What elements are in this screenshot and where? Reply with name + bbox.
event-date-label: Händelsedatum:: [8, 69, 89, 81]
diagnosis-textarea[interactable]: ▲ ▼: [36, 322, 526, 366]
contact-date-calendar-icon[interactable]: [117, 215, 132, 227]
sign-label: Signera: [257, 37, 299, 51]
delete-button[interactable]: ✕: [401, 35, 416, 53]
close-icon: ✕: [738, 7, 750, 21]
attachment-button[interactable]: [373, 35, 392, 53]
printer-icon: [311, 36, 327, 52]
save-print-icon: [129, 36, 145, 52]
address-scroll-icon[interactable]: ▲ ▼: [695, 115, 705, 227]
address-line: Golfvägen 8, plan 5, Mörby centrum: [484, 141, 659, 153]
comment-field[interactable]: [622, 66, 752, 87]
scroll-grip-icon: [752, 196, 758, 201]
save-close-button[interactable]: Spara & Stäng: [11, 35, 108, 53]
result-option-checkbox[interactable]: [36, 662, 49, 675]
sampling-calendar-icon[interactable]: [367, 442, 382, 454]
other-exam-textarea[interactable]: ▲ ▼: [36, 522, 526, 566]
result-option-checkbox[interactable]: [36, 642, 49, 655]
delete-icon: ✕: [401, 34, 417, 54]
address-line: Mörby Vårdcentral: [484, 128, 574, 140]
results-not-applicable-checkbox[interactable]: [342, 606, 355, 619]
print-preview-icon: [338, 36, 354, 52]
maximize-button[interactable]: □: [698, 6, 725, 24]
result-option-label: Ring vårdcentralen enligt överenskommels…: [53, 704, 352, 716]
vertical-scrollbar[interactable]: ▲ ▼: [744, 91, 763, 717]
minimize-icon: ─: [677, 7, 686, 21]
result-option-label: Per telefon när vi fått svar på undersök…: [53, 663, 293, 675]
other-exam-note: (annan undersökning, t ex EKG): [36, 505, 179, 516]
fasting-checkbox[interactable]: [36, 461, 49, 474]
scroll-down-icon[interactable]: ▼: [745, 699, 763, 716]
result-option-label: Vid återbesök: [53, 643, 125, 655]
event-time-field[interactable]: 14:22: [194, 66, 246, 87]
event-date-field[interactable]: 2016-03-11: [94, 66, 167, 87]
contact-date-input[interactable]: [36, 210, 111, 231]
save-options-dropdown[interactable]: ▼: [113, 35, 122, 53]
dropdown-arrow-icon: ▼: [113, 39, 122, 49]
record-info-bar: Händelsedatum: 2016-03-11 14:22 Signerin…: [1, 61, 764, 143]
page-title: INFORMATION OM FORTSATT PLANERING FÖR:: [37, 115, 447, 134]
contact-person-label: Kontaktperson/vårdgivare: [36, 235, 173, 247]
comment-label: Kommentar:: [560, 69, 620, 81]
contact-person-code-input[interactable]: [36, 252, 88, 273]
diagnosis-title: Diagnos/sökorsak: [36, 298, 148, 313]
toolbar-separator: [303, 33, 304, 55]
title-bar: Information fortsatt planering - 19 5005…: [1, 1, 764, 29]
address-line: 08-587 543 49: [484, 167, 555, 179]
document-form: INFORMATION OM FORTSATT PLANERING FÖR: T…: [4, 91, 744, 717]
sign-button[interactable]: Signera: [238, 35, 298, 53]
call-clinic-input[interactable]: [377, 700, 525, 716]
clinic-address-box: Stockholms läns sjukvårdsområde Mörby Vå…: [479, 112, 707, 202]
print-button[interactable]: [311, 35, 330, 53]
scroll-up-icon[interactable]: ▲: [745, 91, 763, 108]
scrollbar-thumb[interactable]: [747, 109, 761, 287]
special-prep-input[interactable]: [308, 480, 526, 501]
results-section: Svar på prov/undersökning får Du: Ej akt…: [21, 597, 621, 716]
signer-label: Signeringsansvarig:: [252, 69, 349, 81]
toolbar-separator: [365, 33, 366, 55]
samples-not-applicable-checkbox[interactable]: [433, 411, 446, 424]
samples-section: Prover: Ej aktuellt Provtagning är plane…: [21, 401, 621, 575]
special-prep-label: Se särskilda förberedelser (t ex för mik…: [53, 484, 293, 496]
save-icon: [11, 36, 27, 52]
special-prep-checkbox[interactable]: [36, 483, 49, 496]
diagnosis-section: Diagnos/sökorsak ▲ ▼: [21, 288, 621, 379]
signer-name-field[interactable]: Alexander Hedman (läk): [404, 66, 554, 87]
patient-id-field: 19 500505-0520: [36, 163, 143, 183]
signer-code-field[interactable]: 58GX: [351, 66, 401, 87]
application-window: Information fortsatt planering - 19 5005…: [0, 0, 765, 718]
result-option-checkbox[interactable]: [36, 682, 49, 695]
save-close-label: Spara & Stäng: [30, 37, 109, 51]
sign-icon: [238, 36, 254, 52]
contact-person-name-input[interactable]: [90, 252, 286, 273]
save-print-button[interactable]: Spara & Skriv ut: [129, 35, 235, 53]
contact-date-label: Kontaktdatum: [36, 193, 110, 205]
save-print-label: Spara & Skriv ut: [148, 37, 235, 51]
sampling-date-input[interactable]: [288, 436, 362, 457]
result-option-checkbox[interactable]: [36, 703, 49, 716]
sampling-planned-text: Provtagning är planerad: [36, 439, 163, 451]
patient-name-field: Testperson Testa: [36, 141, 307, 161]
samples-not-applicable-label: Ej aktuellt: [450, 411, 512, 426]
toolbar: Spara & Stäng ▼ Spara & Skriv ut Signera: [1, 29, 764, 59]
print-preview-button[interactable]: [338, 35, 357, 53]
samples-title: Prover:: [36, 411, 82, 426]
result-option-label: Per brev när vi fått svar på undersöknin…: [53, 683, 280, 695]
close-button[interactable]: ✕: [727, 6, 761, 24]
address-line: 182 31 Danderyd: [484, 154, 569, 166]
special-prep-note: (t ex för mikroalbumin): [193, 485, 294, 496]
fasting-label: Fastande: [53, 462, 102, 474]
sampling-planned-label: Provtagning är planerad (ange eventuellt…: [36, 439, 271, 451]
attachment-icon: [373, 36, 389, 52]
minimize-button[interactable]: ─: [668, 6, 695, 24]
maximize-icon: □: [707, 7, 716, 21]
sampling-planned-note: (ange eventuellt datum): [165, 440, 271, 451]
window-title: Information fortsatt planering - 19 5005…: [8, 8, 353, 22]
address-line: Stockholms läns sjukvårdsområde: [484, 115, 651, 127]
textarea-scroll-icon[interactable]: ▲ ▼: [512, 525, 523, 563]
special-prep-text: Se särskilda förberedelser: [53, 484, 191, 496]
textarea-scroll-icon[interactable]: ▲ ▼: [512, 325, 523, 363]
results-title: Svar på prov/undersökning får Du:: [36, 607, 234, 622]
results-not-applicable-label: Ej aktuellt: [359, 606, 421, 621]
——
▸ **Required task**: Return all of the items above word for word, keeping their order.

▸ **Task response**:
What elements are in this screenshot and where? Reply with name + bbox.
event-date-label: Händelsedatum:: [8, 69, 89, 81]
diagnosis-textarea[interactable]: ▲ ▼: [36, 322, 526, 366]
contact-date-calendar-icon[interactable]: [117, 215, 132, 227]
sign-label: Signera: [257, 37, 299, 51]
delete-button[interactable]: ✕: [401, 35, 416, 53]
close-icon: ✕: [738, 7, 750, 21]
attachment-button[interactable]: [373, 35, 392, 53]
printer-icon: [311, 36, 327, 52]
save-print-icon: [129, 36, 145, 52]
address-scroll-icon[interactable]: ▲ ▼: [695, 115, 705, 227]
address-line: Golfvägen 8, plan 5, Mörby centrum: [484, 141, 659, 153]
comment-field[interactable]: [622, 66, 752, 87]
scroll-grip-icon: [752, 196, 758, 201]
save-close-button[interactable]: Spara & Stäng: [11, 35, 108, 53]
result-option-checkbox[interactable]: [36, 662, 49, 675]
sampling-calendar-icon[interactable]: [367, 442, 382, 454]
other-exam-textarea[interactable]: ▲ ▼: [36, 522, 526, 566]
result-option-checkbox[interactable]: [36, 642, 49, 655]
delete-icon: ✕: [401, 34, 417, 54]
address-line: Mörby Vårdcentral: [484, 128, 574, 140]
results-not-applicable-checkbox[interactable]: [342, 606, 355, 619]
print-preview-icon: [338, 36, 354, 52]
maximize-button[interactable]: □: [698, 6, 725, 24]
result-option-label: Ring vårdcentralen enligt överenskommels…: [53, 704, 352, 716]
vertical-scrollbar[interactable]: ▲ ▼: [744, 91, 763, 717]
minimize-icon: ─: [677, 7, 686, 21]
result-option-label: Per telefon när vi fått svar på undersök…: [53, 663, 293, 675]
other-exam-note: (annan undersökning, t ex EKG): [36, 505, 179, 516]
fasting-checkbox[interactable]: [36, 461, 49, 474]
scroll-down-icon[interactable]: ▼: [745, 699, 763, 716]
result-option-label: Vid återbesök: [53, 643, 125, 655]
event-time-field[interactable]: 14:22: [194, 66, 246, 87]
event-date-field[interactable]: 2016-03-11: [94, 66, 167, 87]
contact-date-input[interactable]: [36, 210, 111, 231]
save-options-dropdown[interactable]: ▼: [113, 35, 122, 53]
dropdown-arrow-icon: ▼: [113, 39, 122, 49]
record-info-bar: Händelsedatum: 2016-03-11 14:22 Signerin…: [1, 61, 764, 143]
page-title: INFORMATION OM FORTSATT PLANERING FÖR:: [37, 115, 447, 134]
contact-person-label: Kontaktperson/vårdgivare: [36, 235, 173, 247]
comment-label: Kommentar:: [560, 69, 620, 81]
contact-person-code-input[interactable]: [36, 252, 88, 273]
diagnosis-title: Diagnos/sökorsak: [36, 298, 148, 313]
toolbar-separator: [303, 33, 304, 55]
title-bar: Information fortsatt planering - 19 5005…: [1, 1, 764, 29]
address-line: 08-587 543 49: [484, 167, 555, 179]
document-form: INFORMATION OM FORTSATT PLANERING FÖR: T…: [4, 91, 744, 717]
sign-button[interactable]: Signera: [238, 35, 298, 53]
call-clinic-input[interactable]: [377, 700, 525, 716]
clinic-address-box: Stockholms läns sjukvårdsområde Mörby Vå…: [479, 112, 707, 202]
print-button[interactable]: [311, 35, 330, 53]
scroll-up-icon[interactable]: ▲: [745, 91, 763, 108]
scrollbar-thumb[interactable]: [747, 109, 761, 287]
special-prep-input[interactable]: [308, 480, 526, 501]
results-section: Svar på prov/undersökning får Du: Ej akt…: [21, 597, 621, 716]
signer-label: Signeringsansvarig:: [252, 69, 349, 81]
toolbar-separator: [365, 33, 366, 55]
samples-not-applicable-checkbox[interactable]: [433, 411, 446, 424]
samples-section: Prover: Ej aktuellt Provtagning är plane…: [21, 401, 621, 575]
special-prep-label: Se särskilda förberedelser (t ex för mik…: [53, 484, 293, 496]
save-icon: [11, 36, 27, 52]
special-prep-checkbox[interactable]: [36, 483, 49, 496]
diagnosis-section: Diagnos/sökorsak ▲ ▼: [21, 288, 621, 379]
signer-name-field[interactable]: Alexander Hedman (läk): [404, 66, 554, 87]
patient-id-field: 19 500505-0520: [36, 163, 143, 183]
signer-code-field[interactable]: 58GX: [351, 66, 401, 87]
application-window: Information fortsatt planering - 19 5005…: [0, 0, 765, 718]
result-option-checkbox[interactable]: [36, 682, 49, 695]
save-close-label: Spara & Stäng: [30, 37, 109, 51]
sign-icon: [238, 36, 254, 52]
contact-person-name-input[interactable]: [90, 252, 286, 273]
save-print-button[interactable]: Spara & Skriv ut: [129, 35, 235, 53]
contact-date-label: Kontaktdatum: [36, 193, 110, 205]
save-print-label: Spara & Skriv ut: [148, 37, 235, 51]
sampling-date-input[interactable]: [288, 436, 362, 457]
result-option-checkbox[interactable]: [36, 703, 49, 716]
sampling-planned-text: Provtagning är planerad: [36, 439, 163, 451]
patient-name-field: Testperson Testa: [36, 141, 307, 161]
samples-not-applicable-label: Ej aktuellt: [450, 411, 512, 426]
toolbar: Spara & Stäng ▼ Spara & Skriv ut Signera: [1, 29, 764, 59]
print-preview-button[interactable]: [338, 35, 357, 53]
samples-title: Prover:: [36, 411, 82, 426]
result-option-label: Per brev när vi fått svar på undersöknin…: [53, 683, 280, 695]
close-button[interactable]: ✕: [727, 6, 761, 24]
address-line: 182 31 Danderyd: [484, 154, 569, 166]
special-prep-note: (t ex för mikroalbumin): [193, 485, 294, 496]
fasting-label: Fastande: [53, 462, 102, 474]
sampling-planned-label: Provtagning är planerad (ange eventuellt…: [36, 439, 271, 451]
attachment-icon: [373, 36, 389, 52]
minimize-button[interactable]: ─: [668, 6, 695, 24]
maximize-icon: □: [707, 7, 716, 21]
sampling-planned-note: (ange eventuellt datum): [165, 440, 271, 451]
window-title: Information fortsatt planering - 19 5005…: [8, 8, 353, 22]
address-line: Stockholms läns sjukvårdsområde: [484, 115, 651, 127]
textarea-scroll-icon[interactable]: ▲ ▼: [512, 525, 523, 563]
special-prep-text: Se särskilda förberedelser: [53, 484, 191, 496]
textarea-scroll-icon[interactable]: ▲ ▼: [512, 325, 523, 363]
results-title: Svar på prov/undersökning får Du:: [36, 607, 234, 622]
results-not-applicable-label: Ej aktuellt: [359, 606, 421, 621]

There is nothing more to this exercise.